- **Records for the exercise**

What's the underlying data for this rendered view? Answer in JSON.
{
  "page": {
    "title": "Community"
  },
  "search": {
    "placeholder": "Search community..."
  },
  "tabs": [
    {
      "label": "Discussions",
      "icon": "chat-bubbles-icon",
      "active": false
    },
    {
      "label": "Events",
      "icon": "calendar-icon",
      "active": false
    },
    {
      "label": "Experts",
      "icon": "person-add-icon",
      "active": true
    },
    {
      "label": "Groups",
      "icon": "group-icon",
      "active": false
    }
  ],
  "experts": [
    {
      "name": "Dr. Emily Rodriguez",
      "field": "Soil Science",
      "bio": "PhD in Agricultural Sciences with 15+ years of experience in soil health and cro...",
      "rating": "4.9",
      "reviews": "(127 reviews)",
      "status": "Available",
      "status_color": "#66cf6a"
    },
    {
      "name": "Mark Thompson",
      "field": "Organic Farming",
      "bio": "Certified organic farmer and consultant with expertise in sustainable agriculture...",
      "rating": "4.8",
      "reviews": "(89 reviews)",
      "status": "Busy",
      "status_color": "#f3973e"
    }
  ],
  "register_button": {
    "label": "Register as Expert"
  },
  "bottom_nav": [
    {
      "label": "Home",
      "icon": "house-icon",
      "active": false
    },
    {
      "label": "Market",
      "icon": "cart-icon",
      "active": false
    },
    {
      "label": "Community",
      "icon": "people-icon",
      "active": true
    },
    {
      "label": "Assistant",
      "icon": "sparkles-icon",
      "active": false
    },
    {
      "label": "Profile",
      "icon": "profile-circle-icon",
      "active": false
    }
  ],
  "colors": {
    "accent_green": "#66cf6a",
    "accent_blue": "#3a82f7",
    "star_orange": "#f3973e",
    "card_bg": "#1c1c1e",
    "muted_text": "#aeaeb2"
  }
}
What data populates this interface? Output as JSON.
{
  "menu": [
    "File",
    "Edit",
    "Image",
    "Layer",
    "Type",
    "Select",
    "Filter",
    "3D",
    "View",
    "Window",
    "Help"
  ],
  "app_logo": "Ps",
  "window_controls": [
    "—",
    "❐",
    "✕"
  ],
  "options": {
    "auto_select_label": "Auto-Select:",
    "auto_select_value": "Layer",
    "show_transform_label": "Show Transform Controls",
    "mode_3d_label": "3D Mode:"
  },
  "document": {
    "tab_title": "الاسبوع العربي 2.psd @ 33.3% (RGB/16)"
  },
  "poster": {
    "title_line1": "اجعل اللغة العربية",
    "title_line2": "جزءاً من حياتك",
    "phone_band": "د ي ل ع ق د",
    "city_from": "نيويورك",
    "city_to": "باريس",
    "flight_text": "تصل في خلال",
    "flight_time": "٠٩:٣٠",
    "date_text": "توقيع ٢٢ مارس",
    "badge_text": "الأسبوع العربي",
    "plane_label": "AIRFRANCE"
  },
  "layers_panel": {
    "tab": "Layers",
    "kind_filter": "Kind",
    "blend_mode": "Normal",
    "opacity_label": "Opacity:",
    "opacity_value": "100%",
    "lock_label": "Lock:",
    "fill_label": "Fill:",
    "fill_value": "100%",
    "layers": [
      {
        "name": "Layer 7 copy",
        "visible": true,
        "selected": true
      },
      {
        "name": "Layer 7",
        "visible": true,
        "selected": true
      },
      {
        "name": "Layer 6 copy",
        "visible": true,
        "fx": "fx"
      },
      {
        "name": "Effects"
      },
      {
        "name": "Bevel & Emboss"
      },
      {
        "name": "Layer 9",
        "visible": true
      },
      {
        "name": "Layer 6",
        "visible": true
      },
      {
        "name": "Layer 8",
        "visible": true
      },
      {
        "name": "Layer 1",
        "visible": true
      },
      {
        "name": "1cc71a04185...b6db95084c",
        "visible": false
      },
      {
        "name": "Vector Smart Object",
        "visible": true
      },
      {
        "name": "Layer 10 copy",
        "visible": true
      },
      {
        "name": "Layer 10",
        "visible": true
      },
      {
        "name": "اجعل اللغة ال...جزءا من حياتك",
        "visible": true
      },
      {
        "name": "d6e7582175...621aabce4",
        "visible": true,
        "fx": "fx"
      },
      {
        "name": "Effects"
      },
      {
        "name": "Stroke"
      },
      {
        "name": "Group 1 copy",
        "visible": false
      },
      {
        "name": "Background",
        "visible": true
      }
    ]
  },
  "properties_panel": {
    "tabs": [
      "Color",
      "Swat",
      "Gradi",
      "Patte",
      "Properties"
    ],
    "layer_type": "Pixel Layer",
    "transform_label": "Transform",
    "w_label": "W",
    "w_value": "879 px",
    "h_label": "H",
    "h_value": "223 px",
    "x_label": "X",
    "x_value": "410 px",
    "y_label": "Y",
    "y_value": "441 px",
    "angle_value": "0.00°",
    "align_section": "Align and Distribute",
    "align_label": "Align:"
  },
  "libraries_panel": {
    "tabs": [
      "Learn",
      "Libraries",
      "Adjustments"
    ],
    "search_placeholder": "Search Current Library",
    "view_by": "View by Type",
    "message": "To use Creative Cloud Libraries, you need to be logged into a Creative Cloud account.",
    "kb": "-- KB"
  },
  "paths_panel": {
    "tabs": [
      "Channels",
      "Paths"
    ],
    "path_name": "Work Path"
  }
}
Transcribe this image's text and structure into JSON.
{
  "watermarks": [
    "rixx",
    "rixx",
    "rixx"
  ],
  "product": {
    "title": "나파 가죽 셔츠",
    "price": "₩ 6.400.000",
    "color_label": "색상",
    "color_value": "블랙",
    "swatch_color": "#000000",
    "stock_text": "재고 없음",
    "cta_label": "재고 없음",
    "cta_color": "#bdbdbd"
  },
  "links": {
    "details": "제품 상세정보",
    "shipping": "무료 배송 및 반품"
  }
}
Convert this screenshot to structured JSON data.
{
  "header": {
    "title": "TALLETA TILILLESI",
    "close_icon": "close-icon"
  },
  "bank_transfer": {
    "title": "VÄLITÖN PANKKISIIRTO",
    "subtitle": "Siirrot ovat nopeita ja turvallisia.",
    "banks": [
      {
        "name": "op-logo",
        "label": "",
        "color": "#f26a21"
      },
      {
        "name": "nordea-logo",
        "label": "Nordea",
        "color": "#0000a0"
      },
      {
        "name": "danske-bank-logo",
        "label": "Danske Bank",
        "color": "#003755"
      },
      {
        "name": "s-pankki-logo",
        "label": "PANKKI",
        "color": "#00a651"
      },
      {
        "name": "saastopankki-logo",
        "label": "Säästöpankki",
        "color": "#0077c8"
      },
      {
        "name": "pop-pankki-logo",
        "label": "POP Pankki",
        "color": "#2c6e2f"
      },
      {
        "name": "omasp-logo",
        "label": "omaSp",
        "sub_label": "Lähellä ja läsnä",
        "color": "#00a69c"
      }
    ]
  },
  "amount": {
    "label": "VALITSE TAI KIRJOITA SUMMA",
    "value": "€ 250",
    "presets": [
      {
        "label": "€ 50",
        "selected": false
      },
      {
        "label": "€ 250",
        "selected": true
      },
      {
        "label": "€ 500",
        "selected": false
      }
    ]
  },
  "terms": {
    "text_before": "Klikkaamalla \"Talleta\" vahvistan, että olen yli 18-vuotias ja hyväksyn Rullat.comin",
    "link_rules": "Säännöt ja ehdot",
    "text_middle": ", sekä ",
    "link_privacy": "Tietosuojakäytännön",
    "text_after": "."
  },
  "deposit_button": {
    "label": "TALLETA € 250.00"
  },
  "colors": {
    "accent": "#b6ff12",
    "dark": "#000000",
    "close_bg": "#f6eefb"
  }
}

- **Task details**
Report how many lines of the records above contain the word "اللغة", and give only that number.

- **Right answer**
2